[Some records]
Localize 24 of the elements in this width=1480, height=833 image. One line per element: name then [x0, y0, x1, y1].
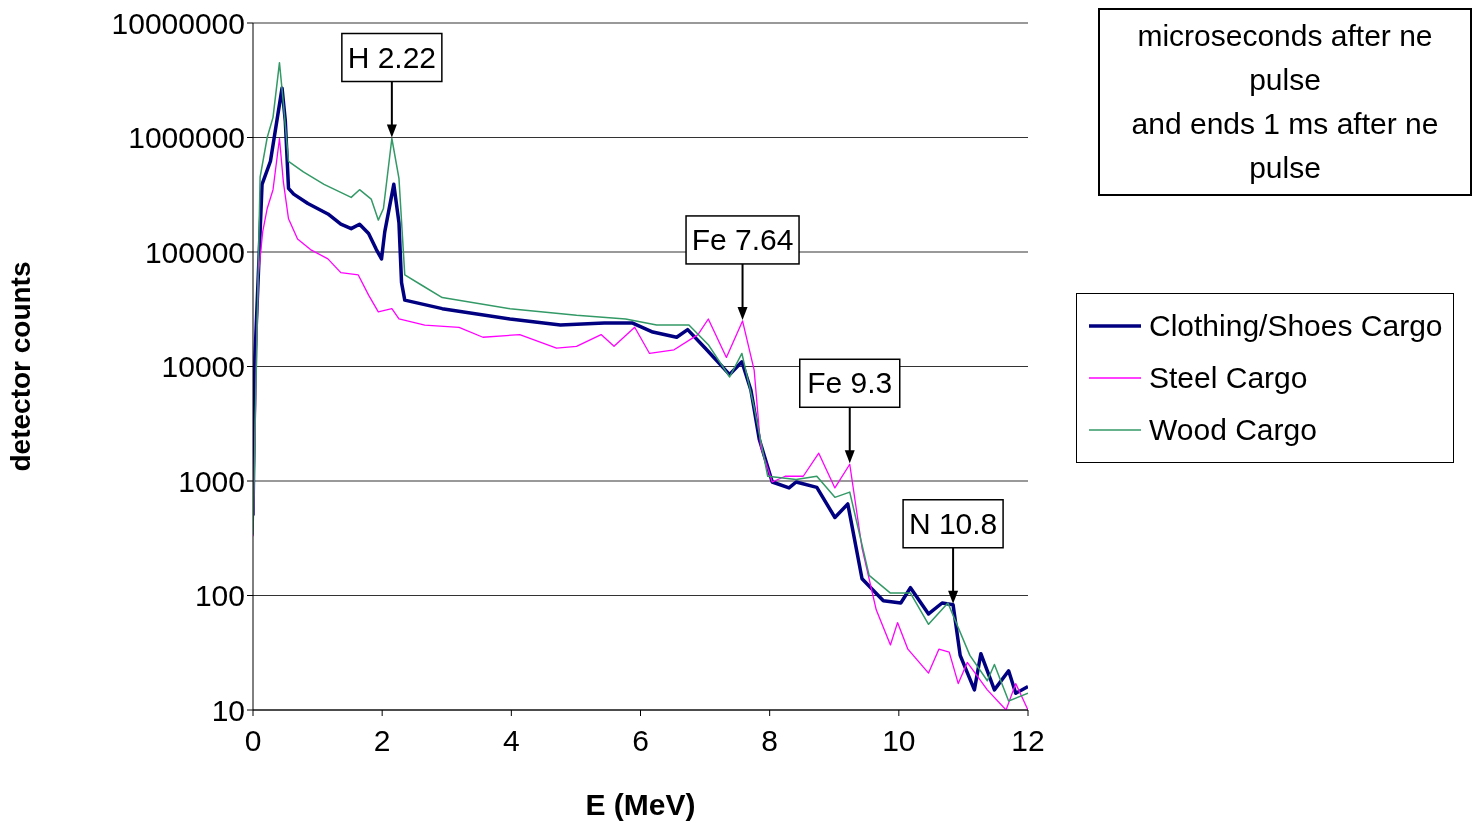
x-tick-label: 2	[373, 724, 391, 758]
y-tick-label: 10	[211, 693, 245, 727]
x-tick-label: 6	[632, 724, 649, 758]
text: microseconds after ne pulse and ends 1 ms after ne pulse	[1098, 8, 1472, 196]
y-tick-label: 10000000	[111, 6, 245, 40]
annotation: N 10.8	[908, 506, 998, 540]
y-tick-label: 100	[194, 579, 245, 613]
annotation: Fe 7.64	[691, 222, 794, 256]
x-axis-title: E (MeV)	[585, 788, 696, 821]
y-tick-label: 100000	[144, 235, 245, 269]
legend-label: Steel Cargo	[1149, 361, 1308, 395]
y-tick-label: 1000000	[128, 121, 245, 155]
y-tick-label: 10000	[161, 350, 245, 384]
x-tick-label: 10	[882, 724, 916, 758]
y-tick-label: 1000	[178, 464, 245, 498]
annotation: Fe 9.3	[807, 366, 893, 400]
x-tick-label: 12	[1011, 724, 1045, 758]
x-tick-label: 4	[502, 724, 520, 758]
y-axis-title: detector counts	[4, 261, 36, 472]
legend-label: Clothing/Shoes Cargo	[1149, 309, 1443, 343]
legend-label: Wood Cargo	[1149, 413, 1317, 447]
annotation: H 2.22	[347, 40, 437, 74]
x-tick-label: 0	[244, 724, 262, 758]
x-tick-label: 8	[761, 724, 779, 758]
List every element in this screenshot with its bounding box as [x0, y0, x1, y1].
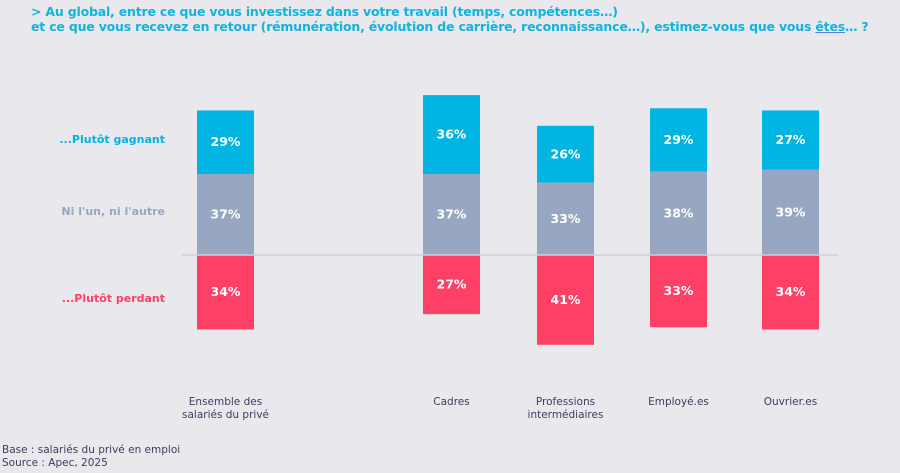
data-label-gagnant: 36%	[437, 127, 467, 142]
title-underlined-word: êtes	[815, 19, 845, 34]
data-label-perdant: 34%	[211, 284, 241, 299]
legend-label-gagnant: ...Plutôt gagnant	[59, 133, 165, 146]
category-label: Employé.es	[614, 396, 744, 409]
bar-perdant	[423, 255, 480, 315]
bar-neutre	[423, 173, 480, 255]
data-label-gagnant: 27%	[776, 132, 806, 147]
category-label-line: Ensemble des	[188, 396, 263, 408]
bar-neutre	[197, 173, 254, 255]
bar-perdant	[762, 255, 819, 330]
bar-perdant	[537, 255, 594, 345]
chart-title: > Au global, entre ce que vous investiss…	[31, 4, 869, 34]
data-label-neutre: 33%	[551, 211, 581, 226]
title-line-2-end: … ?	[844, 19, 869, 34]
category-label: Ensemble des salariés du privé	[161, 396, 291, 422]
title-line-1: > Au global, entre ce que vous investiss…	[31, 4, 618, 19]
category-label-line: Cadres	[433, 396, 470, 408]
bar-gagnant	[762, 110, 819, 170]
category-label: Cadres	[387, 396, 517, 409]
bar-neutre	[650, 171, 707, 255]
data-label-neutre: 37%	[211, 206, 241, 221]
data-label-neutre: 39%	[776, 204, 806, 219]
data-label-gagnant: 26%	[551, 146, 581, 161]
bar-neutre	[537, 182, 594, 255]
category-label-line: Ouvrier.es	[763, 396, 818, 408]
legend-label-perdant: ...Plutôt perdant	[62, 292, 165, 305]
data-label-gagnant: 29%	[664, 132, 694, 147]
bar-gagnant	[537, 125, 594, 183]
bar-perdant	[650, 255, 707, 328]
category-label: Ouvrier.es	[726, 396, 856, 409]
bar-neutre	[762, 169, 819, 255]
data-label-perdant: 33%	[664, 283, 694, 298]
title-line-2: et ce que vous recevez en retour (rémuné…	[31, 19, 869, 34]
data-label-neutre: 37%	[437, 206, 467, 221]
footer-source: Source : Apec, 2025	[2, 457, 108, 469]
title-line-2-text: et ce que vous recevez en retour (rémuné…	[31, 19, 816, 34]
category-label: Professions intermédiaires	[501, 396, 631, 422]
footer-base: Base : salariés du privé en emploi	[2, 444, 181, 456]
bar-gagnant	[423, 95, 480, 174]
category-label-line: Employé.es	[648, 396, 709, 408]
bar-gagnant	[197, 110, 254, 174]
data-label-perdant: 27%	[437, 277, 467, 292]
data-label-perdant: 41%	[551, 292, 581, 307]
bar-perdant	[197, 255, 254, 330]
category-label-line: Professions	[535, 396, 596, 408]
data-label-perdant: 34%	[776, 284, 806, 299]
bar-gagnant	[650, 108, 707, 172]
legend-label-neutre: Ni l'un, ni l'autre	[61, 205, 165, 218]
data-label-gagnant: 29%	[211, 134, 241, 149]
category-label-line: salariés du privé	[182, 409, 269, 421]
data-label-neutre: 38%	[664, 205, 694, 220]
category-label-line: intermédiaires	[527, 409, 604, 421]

# The request:
Copy out the lines of the listing above from the line with "724, 391, 758]" to the line with "464, 245, 498]", including both of those lines.

# Written answer:
x-tick-label: 2	[373, 724, 391, 758]
y-tick-label: 10	[211, 693, 245, 727]
x-tick-label: 6	[632, 724, 649, 758]
text: microseconds after ne pulse and ends 1 ms after ne pulse	[1098, 8, 1472, 196]
y-tick-label: 10000000	[111, 6, 245, 40]
annotation: N 10.8	[908, 506, 998, 540]
y-tick-label: 100	[194, 579, 245, 613]
annotation: Fe 7.64	[691, 222, 794, 256]
x-axis-title: E (MeV)	[585, 788, 696, 821]
y-tick-label: 100000	[144, 235, 245, 269]
legend-label: Steel Cargo	[1149, 361, 1308, 395]
y-tick-label: 1000000	[128, 121, 245, 155]
y-tick-label: 10000	[161, 350, 245, 384]
x-tick-label: 10	[882, 724, 916, 758]
y-tick-label: 1000	[178, 464, 245, 498]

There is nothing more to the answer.